◆ Your instructions:
Reproduce all of the data below without alteration; exclude every picture.

## Start Task inputs

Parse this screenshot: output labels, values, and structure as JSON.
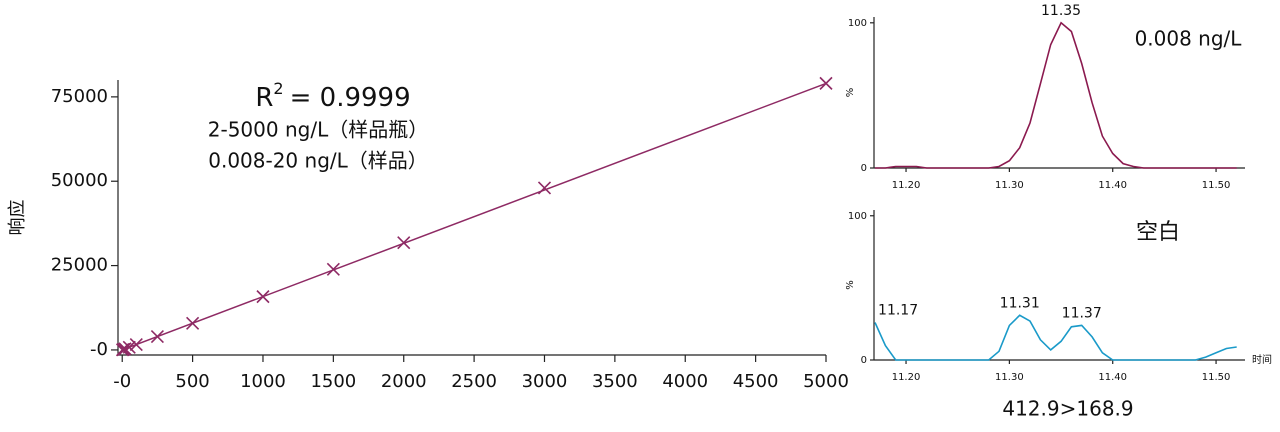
{
  "chart_data": [
    {
      "type": "scatter",
      "color": "#8e2a64",
      "x": [
        2,
        5,
        10,
        20,
        50,
        100,
        250,
        500,
        1000,
        1500,
        2000,
        3000,
        5000
      ],
      "values": [
        32,
        80,
        160,
        320,
        790,
        1580,
        3950,
        7900,
        15800,
        23900,
        31800,
        48000,
        79000
      ],
      "fit": {
        "x": [
          0,
          5000
        ],
        "values": [
          0,
          79000
        ]
      },
      "xlim": [
        -30,
        5000
      ],
      "ylim": [
        -1500,
        80000
      ],
      "xticks": [
        {
          "value": 0,
          "label": "-0"
        },
        500,
        1000,
        1500,
        2000,
        2500,
        3000,
        3500,
        4000,
        4500,
        5000
      ],
      "yticks": [
        {
          "value": 0,
          "label": "-0"
        },
        25000,
        50000,
        75000
      ],
      "y_label": "响应",
      "r_squared": {
        "symbol": "R",
        "exponent": "2",
        "value": "= 0.9999"
      },
      "annotations": [
        "2-5000 ng/L（样品瓶）",
        "0.008-20 ng/L（样品）"
      ]
    },
    {
      "type": "line",
      "color": "#8b1a4f",
      "x": [
        11.17,
        11.18,
        11.19,
        11.2,
        11.21,
        11.22,
        11.23,
        11.24,
        11.25,
        11.26,
        11.27,
        11.28,
        11.29,
        11.3,
        11.31,
        11.32,
        11.33,
        11.34,
        11.35,
        11.36,
        11.37,
        11.38,
        11.39,
        11.4,
        11.41,
        11.42,
        11.43,
        11.44,
        11.45,
        11.46,
        11.47,
        11.48,
        11.49,
        11.5,
        11.51,
        11.52
      ],
      "values": [
        0,
        0,
        1,
        1,
        1,
        0,
        0,
        0,
        0,
        0,
        0,
        0,
        1,
        5,
        14,
        31,
        58,
        85,
        100,
        94,
        72,
        45,
        22,
        10,
        3,
        1,
        0,
        0,
        0,
        0,
        0,
        0,
        0,
        0,
        0,
        0
      ],
      "xlim": [
        11.169,
        11.528
      ],
      "ylim": [
        0,
        104
      ],
      "xticks": [
        {
          "value": 11.2,
          "label": "11.20"
        },
        {
          "value": 11.3,
          "label": "11.30"
        },
        {
          "value": 11.4,
          "label": "11.40"
        },
        {
          "value": 11.5,
          "label": "11.50"
        }
      ],
      "yticks": [
        0,
        100
      ],
      "y_label": "%",
      "peaks": [
        11.35
      ],
      "annotation": "0.008 ng/L"
    },
    {
      "type": "line",
      "color": "#1a9ac9",
      "x": [
        11.17,
        11.18,
        11.19,
        11.2,
        11.21,
        11.22,
        11.23,
        11.24,
        11.25,
        11.26,
        11.27,
        11.28,
        11.29,
        11.3,
        11.31,
        11.32,
        11.33,
        11.34,
        11.35,
        11.36,
        11.37,
        11.38,
        11.39,
        11.4,
        11.41,
        11.42,
        11.43,
        11.44,
        11.45,
        11.46,
        11.47,
        11.48,
        11.49,
        11.5,
        11.51,
        11.52
      ],
      "values": [
        26,
        10,
        0,
        0,
        0,
        0,
        0,
        0,
        0,
        0,
        0,
        0,
        6,
        24,
        31,
        27,
        14,
        7,
        13,
        23,
        24,
        16,
        5,
        0,
        0,
        0,
        0,
        0,
        0,
        0,
        0,
        0,
        2,
        5,
        8,
        9
      ],
      "xlim": [
        11.169,
        11.528
      ],
      "ylim": [
        0,
        104
      ],
      "xticks": [
        {
          "value": 11.2,
          "label": "11.20"
        },
        {
          "value": 11.3,
          "label": "11.30"
        },
        {
          "value": 11.4,
          "label": "11.40"
        },
        {
          "value": 11.5,
          "label": "11.50"
        }
      ],
      "yticks": [
        0,
        100
      ],
      "y_label": "%",
      "x_label": "时间",
      "peaks": [
        11.17,
        11.31,
        11.37
      ],
      "annotation": "空白",
      "caption": "412.9>168.9"
    }
  ]
}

## End Task inputs

◆ Reply to the task:
Parse this screenshot: output labels, values, and structure as JSON.
{
  "chart_data": [
    {
      "type": "scatter",
      "color": "#8e2a64",
      "x": [
        2,
        5,
        10,
        20,
        50,
        100,
        250,
        500,
        1000,
        1500,
        2000,
        3000,
        5000
      ],
      "values": [
        32,
        80,
        160,
        320,
        790,
        1580,
        3950,
        7900,
        15800,
        23900,
        31800,
        48000,
        79000
      ],
      "fit": {
        "x": [
          0,
          5000
        ],
        "values": [
          0,
          79000
        ]
      },
      "xlim": [
        -30,
        5000
      ],
      "ylim": [
        -1500,
        80000
      ],
      "xticks": [
        {
          "value": 0,
          "label": "-0"
        },
        500,
        1000,
        1500,
        2000,
        2500,
        3000,
        3500,
        4000,
        4500,
        5000
      ],
      "yticks": [
        {
          "value": 0,
          "label": "-0"
        },
        25000,
        50000,
        75000
      ],
      "y_label": "响应",
      "r_squared": {
        "symbol": "R",
        "exponent": "2",
        "value": "= 0.9999"
      },
      "annotations": [
        "2-5000 ng/L（样品瓶）",
        "0.008-20 ng/L（样品）"
      ]
    },
    {
      "type": "line",
      "color": "#8b1a4f",
      "x": [
        11.17,
        11.18,
        11.19,
        11.2,
        11.21,
        11.22,
        11.23,
        11.24,
        11.25,
        11.26,
        11.27,
        11.28,
        11.29,
        11.3,
        11.31,
        11.32,
        11.33,
        11.34,
        11.35,
        11.36,
        11.37,
        11.38,
        11.39,
        11.4,
        11.41,
        11.42,
        11.43,
        11.44,
        11.45,
        11.46,
        11.47,
        11.48,
        11.49,
        11.5,
        11.51,
        11.52
      ],
      "values": [
        0,
        0,
        1,
        1,
        1,
        0,
        0,
        0,
        0,
        0,
        0,
        0,
        1,
        5,
        14,
        31,
        58,
        85,
        100,
        94,
        72,
        45,
        22,
        10,
        3,
        1,
        0,
        0,
        0,
        0,
        0,
        0,
        0,
        0,
        0,
        0
      ],
      "xlim": [
        11.169,
        11.528
      ],
      "ylim": [
        0,
        104
      ],
      "xticks": [
        {
          "value": 11.2,
          "label": "11.20"
        },
        {
          "value": 11.3,
          "label": "11.30"
        },
        {
          "value": 11.4,
          "label": "11.40"
        },
        {
          "value": 11.5,
          "label": "11.50"
        }
      ],
      "yticks": [
        0,
        100
      ],
      "y_label": "%",
      "peaks": [
        11.35
      ],
      "annotation": "0.008 ng/L"
    },
    {
      "type": "line",
      "color": "#1a9ac9",
      "x": [
        11.17,
        11.18,
        11.19,
        11.2,
        11.21,
        11.22,
        11.23,
        11.24,
        11.25,
        11.26,
        11.27,
        11.28,
        11.29,
        11.3,
        11.31,
        11.32,
        11.33,
        11.34,
        11.35,
        11.36,
        11.37,
        11.38,
        11.39,
        11.4,
        11.41,
        11.42,
        11.43,
        11.44,
        11.45,
        11.46,
        11.47,
        11.48,
        11.49,
        11.5,
        11.51,
        11.52
      ],
      "values": [
        26,
        10,
        0,
        0,
        0,
        0,
        0,
        0,
        0,
        0,
        0,
        0,
        6,
        24,
        31,
        27,
        14,
        7,
        13,
        23,
        24,
        16,
        5,
        0,
        0,
        0,
        0,
        0,
        0,
        0,
        0,
        0,
        2,
        5,
        8,
        9
      ],
      "xlim": [
        11.169,
        11.528
      ],
      "ylim": [
        0,
        104
      ],
      "xticks": [
        {
          "value": 11.2,
          "label": "11.20"
        },
        {
          "value": 11.3,
          "label": "11.30"
        },
        {
          "value": 11.4,
          "label": "11.40"
        },
        {
          "value": 11.5,
          "label": "11.50"
        }
      ],
      "yticks": [
        0,
        100
      ],
      "y_label": "%",
      "x_label": "时间",
      "peaks": [
        11.17,
        11.31,
        11.37
      ],
      "annotation": "空白",
      "caption": "412.9>168.9"
    }
  ]
}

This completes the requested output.